# EXERCISE INPUT
»»

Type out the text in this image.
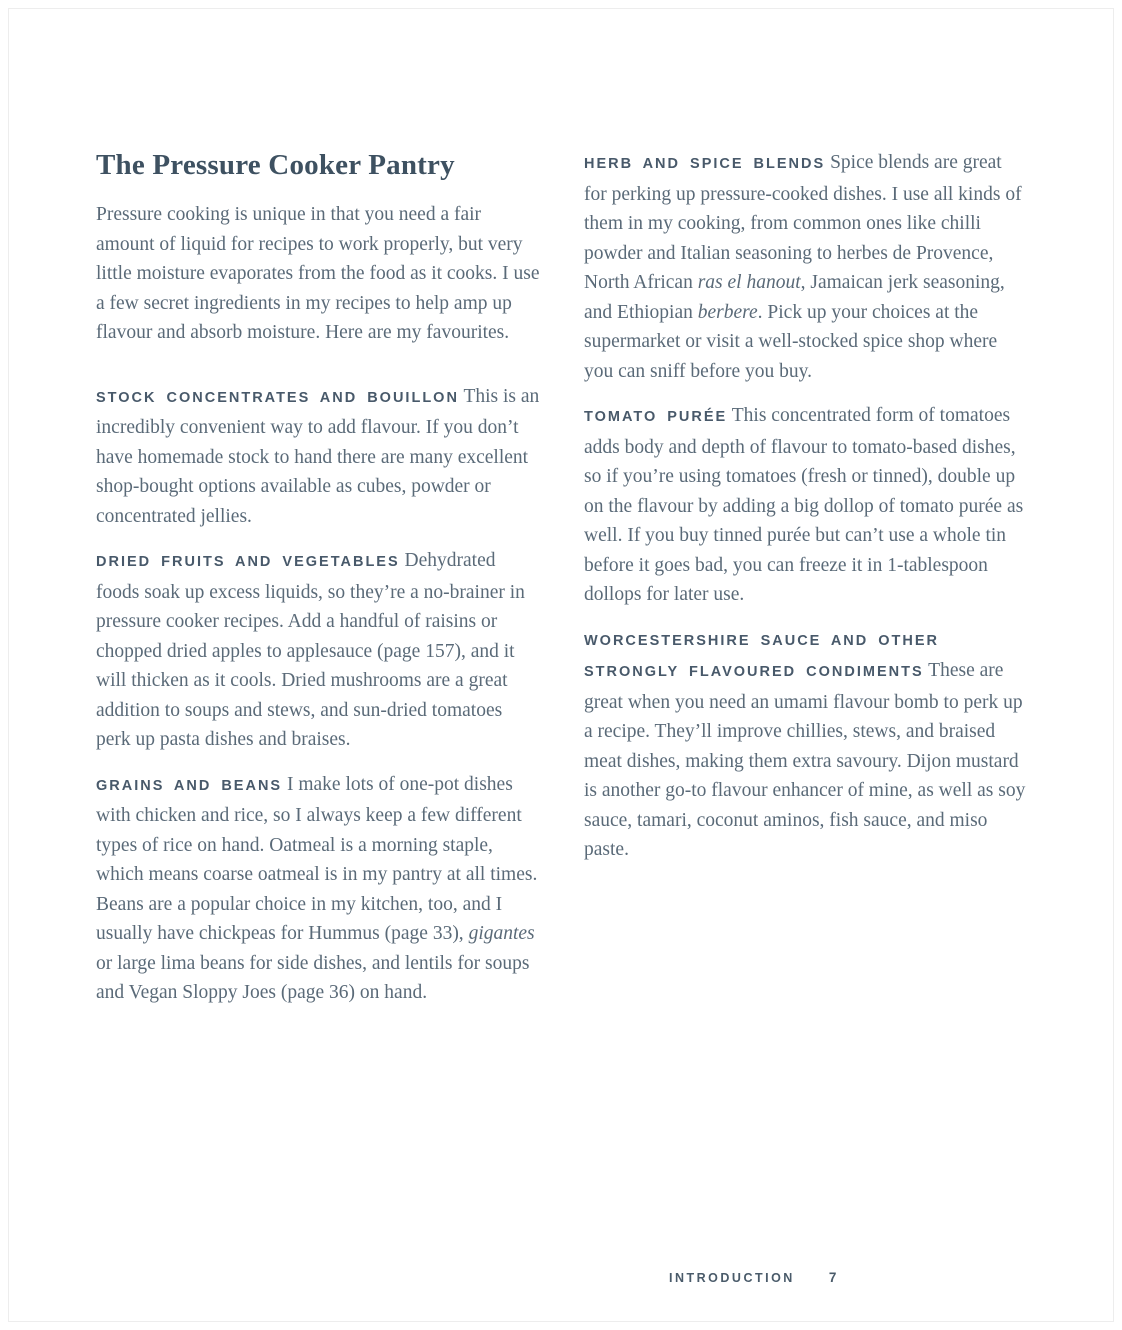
The Pressure Cooker Pantry

Pressure cooking is unique in that you need a fair amount of liquid for recipes to work properly, but very little moisture evaporates from the food as it cooks. I use a few secret ingredients in my recipes to help amp up flavour and absorb moisture. Here are my favourites.

STOCK CONCENTRATES AND BOUILLON This is an incredibly convenient way to add flavour. If you don’t have homemade stock to hand there are many excellent shop-bought options available as cubes, powder or concentrated jellies.

DRIED FRUITS AND VEGETABLES Dehydrated foods soak up excess liquids, so they’re a no-brainer in pressure cooker recipes. Add a handful of raisins or chopped dried apples to applesauce (page 157), and it will thicken as it cools. Dried mushrooms are a great addition to soups and stews, and sun-dried tomatoes perk up pasta dishes and braises.

GRAINS AND BEANS I make lots of one-pot dishes with chicken and rice, so I always keep a few different types of rice on hand. Oatmeal is a morning staple, which means coarse oatmeal is in my pantry at all times. Beans are a popular choice in my kitchen, too, and I usually have chickpeas for Hummus (page 33), gigantes or large lima beans for side dishes, and lentils for soups and Vegan Sloppy Joes (page 36) on hand.

HERB AND SPICE BLENDS Spice blends are great for perking up pressure-cooked dishes. I use all kinds of them in my cooking, from common ones like chilli powder and Italian seasoning to herbes de Provence, North African ras el hanout, Jamaican jerk seasoning, and Ethiopian berbere. Pick up your choices at the supermarket or visit a well-stocked spice shop where you can sniff before you buy.

TOMATO PURÉE This concentrated form of tomatoes adds body and depth of flavour to tomato-based dishes, so if you’re using tomatoes (fresh or tinned), double up on the flavour by adding a big dollop of tomato purée as well. If you buy tinned purée but can’t use a whole tin before it goes bad, you can freeze it in 1-tablespoon dollops for later use.

WORCESTERSHIRE SAUCE AND OTHER STRONGLY FLAVOURED CONDIMENTS These are great when you need an umami flavour bomb to perk up a recipe. They’ll improve chillies, stews, and braised meat dishes, making them extra savoury. Dijon mustard is another go-to flavour enhancer of mine, as well as soy sauce, tamari, coconut aminos, fish sauce, and miso paste.

INTRODUCTION	7
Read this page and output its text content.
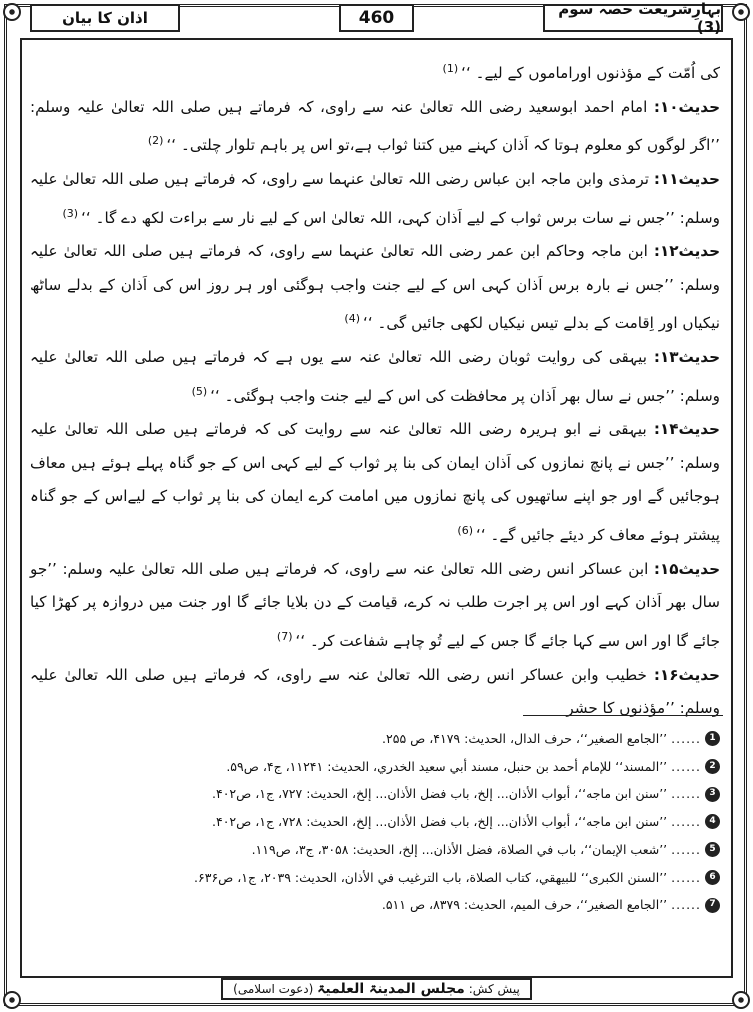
بہارِشریعت حصہ سوم (3)
460
اذان کا بیان

کی اُمّت کے مؤذنوں اوراماموں کے لیے۔ ‘‘$^{(1)}$

حدیث۱۰: امام احمد ابوسعید رضی اللہ تعالیٰ عنہ سے راوی، کہ فرماتے ہیں صلی اللہ تعالیٰ علیہ وسلم: ’’اگر لوگوں کو معلوم ہوتا کہ اَذان کہنے میں کتنا ثواب ہے،تو اس پر باہم تلوار چلتی۔ ‘‘$^{(2)}$

حدیث۱۱: ترمذی وابن ماجہ ابن عباس رضی اللہ تعالیٰ عنہما سے راوی، کہ فرماتے ہیں صلی اللہ تعالیٰ علیہ وسلم: ’’جس نے سات برس ثواب کے لیے اَذان کہی، اللہ تعالیٰ اس کے لیے نار سے براءت لکھ دے گا۔ ‘‘$^{(3)}$

حدیث۱۲: ابن ماجہ وحاکم ابن عمر رضی اللہ تعالیٰ عنہما سے راوی، کہ فرماتے ہیں صلی اللہ تعالیٰ علیہ وسلم: ’’جس نے بارہ برس اَذان کہی اس کے لیے جنت واجب ہوگئی اور ہر روز اس کی اَذان کے بدلے ساٹھ نیکیاں اور اِقامت کے بدلے تیس نیکیاں لکھی جائیں گی۔ ‘‘$^{(4)}$

حدیث۱۳: بیہقی کی روایت ثوبان رضی اللہ تعالیٰ عنہ سے یوں ہے کہ فرماتے ہیں صلی اللہ تعالیٰ علیہ وسلم: ’’جس نے سال بھر اَذان پر محافظت کی اس کے لیے جنت واجب ہوگئی۔ ‘‘$^{(5)}$

حدیث۱۴: بیہقی نے ابو ہریرہ رضی اللہ تعالیٰ عنہ سے روایت کی کہ فرماتے ہیں صلی اللہ تعالیٰ علیہ وسلم: ’’جس نے پانچ نمازوں کی اَذان ایمان کی بنا پر ثواب کے لیے کہی اس کے جو گناہ پہلے ہوئے ہیں معاف ہوجائیں گے اور جو اپنے ساتھیوں کی پانچ نمازوں میں امامت کرے ایمان کی بنا پر ثواب کے لیےاس کے جو گناہ پیشتر ہوئے معاف کر دیئے جائیں گے۔ ‘‘$^{(6)}$

حدیث۱۵: ابن عساکر انس رضی اللہ تعالیٰ عنہ سے راوی، کہ فرماتے ہیں صلی اللہ تعالیٰ علیہ وسلم: ’’جو سال بھر اَذان کہے اور اس پر اجرت طلب نہ کرے، قیامت کے دن بلایا جائے گا اور جنت میں دروازہ پر کھڑا کیا جائے گا اور اس سے کہا جائے گا جس کے لیے تُو چاہے شفاعت کر۔ ‘‘$^{(7)}$

حدیث۱۶: خطیب وابن عساکر انس رضی اللہ تعالیٰ عنہ سے راوی، کہ فرماتے ہیں صلی اللہ تعالیٰ علیہ وسلم: ’’مؤذنوں کا حشر

1
......
’’الجامع الصغیر‘‘، حرف الدال، الحدیث: ۴۱۷۹، ص ۲۵۵.
2
......
’’المسند‘‘ للإمام أحمد بن حنبل، مسند أبي سعید الخدري، الحدیث: ۱۱۲۴۱، ج۴، ص۵۹.
3
......
’’سنن ابن ماجه‘‘، أبواب الأذان... إلخ، باب فضل الأذان... إلخ، الحدیث: ۷۲۷، ج۱، ص۴۰۲.
4
......
’’سنن ابن ماجه‘‘، أبواب الأذان... إلخ، باب فضل الأذان... إلخ، الحدیث: ۷۲۸، ج۱، ص۴۰۲.
5
......
’’شعب الإیمان‘‘، باب في الصلاة، فضل الأذان... إلخ، الحدیث: ۳۰۵۸، ج۳، ص۱۱۹.
6
......
’’السنن الکبری‘‘ للبیهقي، کتاب الصلاة، باب الترغیب في الأذان، الحدیث: ۲۰۳۹، ج۱، ص۶۳۶.
7
......
’’الجامع الصغیر‘‘، حرف المیم، الحدیث: ۸۳۷۹، ص ۵۱۱.
پیش کش: مجلس المدینۃ العلمیۃ (دعوت اسلامی)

««

# THE REQUEST
In your copy of the listing above, reproduce each line exactly and omit all pictures.

# RESULT OF THIS TASK
Type out the text in this image.
The Pressure Cooker Pantry

Pressure cooking is unique in that you need a fair amount of liquid for recipes to work properly, but very little moisture evaporates from the food as it cooks. I use a few secret ingredients in my recipes to help amp up flavour and absorb moisture. Here are my favourites.

STOCK CONCENTRATES AND BOUILLON This is an incredibly convenient way to add flavour. If you don’t have homemade stock to hand there are many excellent shop-bought options available as cubes, powder or concentrated jellies.

DRIED FRUITS AND VEGETABLES Dehydrated foods soak up excess liquids, so they’re a no-brainer in pressure cooker recipes. Add a handful of raisins or chopped dried apples to applesauce (page 157), and it will thicken as it cools. Dried mushrooms are a great addition to soups and stews, and sun-dried tomatoes perk up pasta dishes and braises.

GRAINS AND BEANS I make lots of one-pot dishes with chicken and rice, so I always keep a few different types of rice on hand. Oatmeal is a morning staple, which means coarse oatmeal is in my pantry at all times. Beans are a popular choice in my kitchen, too, and I usually have chickpeas for Hummus (page 33), gigantes or large lima beans for side dishes, and lentils for soups and Vegan Sloppy Joes (page 36) on hand.

HERB AND SPICE BLENDS Spice blends are great for perking up pressure-cooked dishes. I use all kinds of them in my cooking, from common ones like chilli powder and Italian seasoning to herbes de Provence, North African ras el hanout, Jamaican jerk seasoning, and Ethiopian berbere. Pick up your choices at the supermarket or visit a well-stocked spice shop where you can sniff before you buy.

TOMATO PURÉE This concentrated form of tomatoes adds body and depth of flavour to tomato-based dishes, so if you’re using tomatoes (fresh or tinned), double up on the flavour by adding a big dollop of tomato purée as well. If you buy tinned purée but can’t use a whole tin before it goes bad, you can freeze it in 1-tablespoon dollops for later use.

WORCESTERSHIRE SAUCE AND OTHER STRONGLY FLAVOURED CONDIMENTS These are great when you need an umami flavour bomb to perk up a recipe. They’ll improve chillies, stews, and braised meat dishes, making them extra savoury. Dijon mustard is another go-to flavour enhancer of mine, as well as soy sauce, tamari, coconut aminos, fish sauce, and miso paste.

INTRODUCTION	7
Read this page and output its text content.
بہارِشریعت حصہ سوم (3)
460
اذان کا بیان

کی اُمّت کے مؤذنوں اوراماموں کے لیے۔ ‘‘$^{(1)}$

حدیث۱۰: امام احمد ابوسعید رضی اللہ تعالیٰ عنہ سے راوی، کہ فرماتے ہیں صلی اللہ تعالیٰ علیہ وسلم: ’’اگر لوگوں کو معلوم ہوتا کہ اَذان کہنے میں کتنا ثواب ہے،تو اس پر باہم تلوار چلتی۔ ‘‘$^{(2)}$

حدیث۱۱: ترمذی وابن ماجہ ابن عباس رضی اللہ تعالیٰ عنہما سے راوی، کہ فرماتے ہیں صلی اللہ تعالیٰ علیہ وسلم: ’’جس نے سات برس ثواب کے لیے اَذان کہی، اللہ تعالیٰ اس کے لیے نار سے براءت لکھ دے گا۔ ‘‘$^{(3)}$

حدیث۱۲: ابن ماجہ وحاکم ابن عمر رضی اللہ تعالیٰ عنہما سے راوی، کہ فرماتے ہیں صلی اللہ تعالیٰ علیہ وسلم: ’’جس نے بارہ برس اَذان کہی اس کے لیے جنت واجب ہوگئی اور ہر روز اس کی اَذان کے بدلے ساٹھ نیکیاں اور اِقامت کے بدلے تیس نیکیاں لکھی جائیں گی۔ ‘‘$^{(4)}$

حدیث۱۳: بیہقی کی روایت ثوبان رضی اللہ تعالیٰ عنہ سے یوں ہے کہ فرماتے ہیں صلی اللہ تعالیٰ علیہ وسلم: ’’جس نے سال بھر اَذان پر محافظت کی اس کے لیے جنت واجب ہوگئی۔ ‘‘$^{(5)}$

حدیث۱۴: بیہقی نے ابو ہریرہ رضی اللہ تعالیٰ عنہ سے روایت کی کہ فرماتے ہیں صلی اللہ تعالیٰ علیہ وسلم: ’’جس نے پانچ نمازوں کی اَذان ایمان کی بنا پر ثواب کے لیے کہی اس کے جو گناہ پہلے ہوئے ہیں معاف ہوجائیں گے اور جو اپنے ساتھیوں کی پانچ نمازوں میں امامت کرے ایمان کی بنا پر ثواب کے لیےاس کے جو گناہ پیشتر ہوئے معاف کر دیئے جائیں گے۔ ‘‘$^{(6)}$

حدیث۱۵: ابن عساکر انس رضی اللہ تعالیٰ عنہ سے راوی، کہ فرماتے ہیں صلی اللہ تعالیٰ علیہ وسلم: ’’جو سال بھر اَذان کہے اور اس پر اجرت طلب نہ کرے، قیامت کے دن بلایا جائے گا اور جنت میں دروازہ پر کھڑا کیا جائے گا اور اس سے کہا جائے گا جس کے لیے تُو چاہے شفاعت کر۔ ‘‘$^{(7)}$

حدیث۱۶: خطیب وابن عساکر انس رضی اللہ تعالیٰ عنہ سے راوی، کہ فرماتے ہیں صلی اللہ تعالیٰ علیہ وسلم: ’’مؤذنوں کا حشر

1
......
’’الجامع الصغیر‘‘، حرف الدال، الحدیث: ۴۱۷۹، ص ۲۵۵.
2
......
’’المسند‘‘ للإمام أحمد بن حنبل، مسند أبي سعید الخدري، الحدیث: ۱۱۲۴۱، ج۴، ص۵۹.
3
......
’’سنن ابن ماجه‘‘، أبواب الأذان... إلخ، باب فضل الأذان... إلخ، الحدیث: ۷۲۷، ج۱، ص۴۰۲.
4
......
’’سنن ابن ماجه‘‘، أبواب الأذان... إلخ، باب فضل الأذان... إلخ، الحدیث: ۷۲۸، ج۱، ص۴۰۲.
5
......
’’شعب الإیمان‘‘، باب في الصلاة، فضل الأذان... إلخ، الحدیث: ۳۰۵۸، ج۳، ص۱۱۹.
6
......
’’السنن الکبری‘‘ للبیهقي، کتاب الصلاة، باب الترغیب في الأذان، الحدیث: ۲۰۳۹، ج۱، ص۶۳۶.
7
......
’’الجامع الصغیر‘‘، حرف المیم، الحدیث: ۸۳۷۹، ص ۵۱۱.
پیش کش: مجلس المدینۃ العلمیۃ (دعوت اسلامی)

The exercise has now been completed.